Give back the whole listing exactly as shown.

[Begin SOURCE MATERIAL]

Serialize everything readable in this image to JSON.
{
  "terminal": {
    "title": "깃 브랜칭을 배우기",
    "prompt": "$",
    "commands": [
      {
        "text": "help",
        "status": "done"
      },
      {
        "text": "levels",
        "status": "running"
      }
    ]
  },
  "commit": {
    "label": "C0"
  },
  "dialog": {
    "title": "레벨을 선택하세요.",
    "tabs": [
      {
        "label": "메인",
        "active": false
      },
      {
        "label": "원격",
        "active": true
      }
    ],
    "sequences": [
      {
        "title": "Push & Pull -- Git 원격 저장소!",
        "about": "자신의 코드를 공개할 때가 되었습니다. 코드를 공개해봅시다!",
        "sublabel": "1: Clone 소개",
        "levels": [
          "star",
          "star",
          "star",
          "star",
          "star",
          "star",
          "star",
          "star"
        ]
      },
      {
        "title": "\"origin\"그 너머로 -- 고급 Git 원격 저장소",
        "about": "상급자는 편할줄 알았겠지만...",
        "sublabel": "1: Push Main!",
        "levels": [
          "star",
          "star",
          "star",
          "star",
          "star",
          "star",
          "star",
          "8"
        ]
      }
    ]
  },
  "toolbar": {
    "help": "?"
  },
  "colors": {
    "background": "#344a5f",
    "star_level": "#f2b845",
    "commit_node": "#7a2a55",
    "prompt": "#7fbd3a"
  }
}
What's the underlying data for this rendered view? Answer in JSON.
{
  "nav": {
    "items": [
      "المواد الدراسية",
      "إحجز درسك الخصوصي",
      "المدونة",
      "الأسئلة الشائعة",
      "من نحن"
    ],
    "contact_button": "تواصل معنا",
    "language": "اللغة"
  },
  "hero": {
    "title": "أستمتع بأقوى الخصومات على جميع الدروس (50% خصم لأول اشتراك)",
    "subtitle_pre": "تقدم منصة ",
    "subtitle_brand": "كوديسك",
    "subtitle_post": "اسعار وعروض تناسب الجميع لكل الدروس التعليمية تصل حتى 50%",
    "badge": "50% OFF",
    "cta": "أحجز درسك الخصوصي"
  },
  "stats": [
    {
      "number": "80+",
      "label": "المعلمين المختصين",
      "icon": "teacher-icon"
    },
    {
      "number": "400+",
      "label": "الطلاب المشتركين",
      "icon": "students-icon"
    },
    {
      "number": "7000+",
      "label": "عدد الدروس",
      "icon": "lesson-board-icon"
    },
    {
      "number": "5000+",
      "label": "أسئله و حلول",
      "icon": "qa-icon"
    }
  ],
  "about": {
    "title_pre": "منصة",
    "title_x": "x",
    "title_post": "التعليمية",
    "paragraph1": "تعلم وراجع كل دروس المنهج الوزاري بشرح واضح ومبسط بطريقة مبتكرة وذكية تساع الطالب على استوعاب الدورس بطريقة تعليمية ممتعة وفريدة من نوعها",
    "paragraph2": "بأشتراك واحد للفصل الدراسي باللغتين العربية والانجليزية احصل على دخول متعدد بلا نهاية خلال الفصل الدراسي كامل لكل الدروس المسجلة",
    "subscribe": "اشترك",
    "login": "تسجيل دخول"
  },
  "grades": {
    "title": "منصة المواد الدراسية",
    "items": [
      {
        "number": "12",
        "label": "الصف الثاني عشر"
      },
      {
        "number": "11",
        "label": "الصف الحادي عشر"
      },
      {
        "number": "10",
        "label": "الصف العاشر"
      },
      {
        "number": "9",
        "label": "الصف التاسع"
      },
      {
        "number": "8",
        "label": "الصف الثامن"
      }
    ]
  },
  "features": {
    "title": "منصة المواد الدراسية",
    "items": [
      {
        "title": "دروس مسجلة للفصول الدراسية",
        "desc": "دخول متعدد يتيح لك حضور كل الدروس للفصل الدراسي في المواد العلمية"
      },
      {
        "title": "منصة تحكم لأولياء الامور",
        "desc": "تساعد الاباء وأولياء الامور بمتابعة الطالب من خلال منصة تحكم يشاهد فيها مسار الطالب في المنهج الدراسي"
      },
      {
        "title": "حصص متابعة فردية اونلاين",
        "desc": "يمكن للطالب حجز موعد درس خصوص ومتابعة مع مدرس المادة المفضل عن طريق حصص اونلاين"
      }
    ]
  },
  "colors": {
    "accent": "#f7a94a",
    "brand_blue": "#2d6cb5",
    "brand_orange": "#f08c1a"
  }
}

[End SOURCE MATERIAL]

_RESPONSE_
Serialize everything readable in this image to JSON.
{
  "terminal": {
    "title": "깃 브랜칭을 배우기",
    "prompt": "$",
    "commands": [
      {
        "text": "help",
        "status": "done"
      },
      {
        "text": "levels",
        "status": "running"
      }
    ]
  },
  "commit": {
    "label": "C0"
  },
  "dialog": {
    "title": "레벨을 선택하세요.",
    "tabs": [
      {
        "label": "메인",
        "active": false
      },
      {
        "label": "원격",
        "active": true
      }
    ],
    "sequences": [
      {
        "title": "Push & Pull -- Git 원격 저장소!",
        "about": "자신의 코드를 공개할 때가 되었습니다. 코드를 공개해봅시다!",
        "sublabel": "1: Clone 소개",
        "levels": [
          "star",
          "star",
          "star",
          "star",
          "star",
          "star",
          "star",
          "star"
        ]
      },
      {
        "title": "\"origin\"그 너머로 -- 고급 Git 원격 저장소",
        "about": "상급자는 편할줄 알았겠지만...",
        "sublabel": "1: Push Main!",
        "levels": [
          "star",
          "star",
          "star",
          "star",
          "star",
          "star",
          "star",
          "8"
        ]
      }
    ]
  },
  "toolbar": {
    "help": "?"
  },
  "colors": {
    "background": "#344a5f",
    "star_level": "#f2b845",
    "commit_node": "#7a2a55",
    "prompt": "#7fbd3a"
  }
}
What's the underlying data for this rendered view? Answer in JSON.
{
  "nav": {
    "items": [
      "المواد الدراسية",
      "إحجز درسك الخصوصي",
      "المدونة",
      "الأسئلة الشائعة",
      "من نحن"
    ],
    "contact_button": "تواصل معنا",
    "language": "اللغة"
  },
  "hero": {
    "title": "أستمتع بأقوى الخصومات على جميع الدروس (50% خصم لأول اشتراك)",
    "subtitle_pre": "تقدم منصة ",
    "subtitle_brand": "كوديسك",
    "subtitle_post": "اسعار وعروض تناسب الجميع لكل الدروس التعليمية تصل حتى 50%",
    "badge": "50% OFF",
    "cta": "أحجز درسك الخصوصي"
  },
  "stats": [
    {
      "number": "80+",
      "label": "المعلمين المختصين",
      "icon": "teacher-icon"
    },
    {
      "number": "400+",
      "label": "الطلاب المشتركين",
      "icon": "students-icon"
    },
    {
      "number": "7000+",
      "label": "عدد الدروس",
      "icon": "lesson-board-icon"
    },
    {
      "number": "5000+",
      "label": "أسئله و حلول",
      "icon": "qa-icon"
    }
  ],
  "about": {
    "title_pre": "منصة",
    "title_x": "x",
    "title_post": "التعليمية",
    "paragraph1": "تعلم وراجع كل دروس المنهج الوزاري بشرح واضح ومبسط بطريقة مبتكرة وذكية تساع الطالب على استوعاب الدورس بطريقة تعليمية ممتعة وفريدة من نوعها",
    "paragraph2": "بأشتراك واحد للفصل الدراسي باللغتين العربية والانجليزية احصل على دخول متعدد بلا نهاية خلال الفصل الدراسي كامل لكل الدروس المسجلة",
    "subscribe": "اشترك",
    "login": "تسجيل دخول"
  },
  "grades": {
    "title": "منصة المواد الدراسية",
    "items": [
      {
        "number": "12",
        "label": "الصف الثاني عشر"
      },
      {
        "number": "11",
        "label": "الصف الحادي عشر"
      },
      {
        "number": "10",
        "label": "الصف العاشر"
      },
      {
        "number": "9",
        "label": "الصف التاسع"
      },
      {
        "number": "8",
        "label": "الصف الثامن"
      }
    ]
  },
  "features": {
    "title": "منصة المواد الدراسية",
    "items": [
      {
        "title": "دروس مسجلة للفصول الدراسية",
        "desc": "دخول متعدد يتيح لك حضور كل الدروس للفصل الدراسي في المواد العلمية"
      },
      {
        "title": "منصة تحكم لأولياء الامور",
        "desc": "تساعد الاباء وأولياء الامور بمتابعة الطالب من خلال منصة تحكم يشاهد فيها مسار الطالب في المنهج الدراسي"
      },
      {
        "title": "حصص متابعة فردية اونلاين",
        "desc": "يمكن للطالب حجز موعد درس خصوص ومتابعة مع مدرس المادة المفضل عن طريق حصص اونلاين"
      }
    ]
  },
  "colors": {
    "accent": "#f7a94a",
    "brand_blue": "#2d6cb5",
    "brand_orange": "#f08c1a"
  }
}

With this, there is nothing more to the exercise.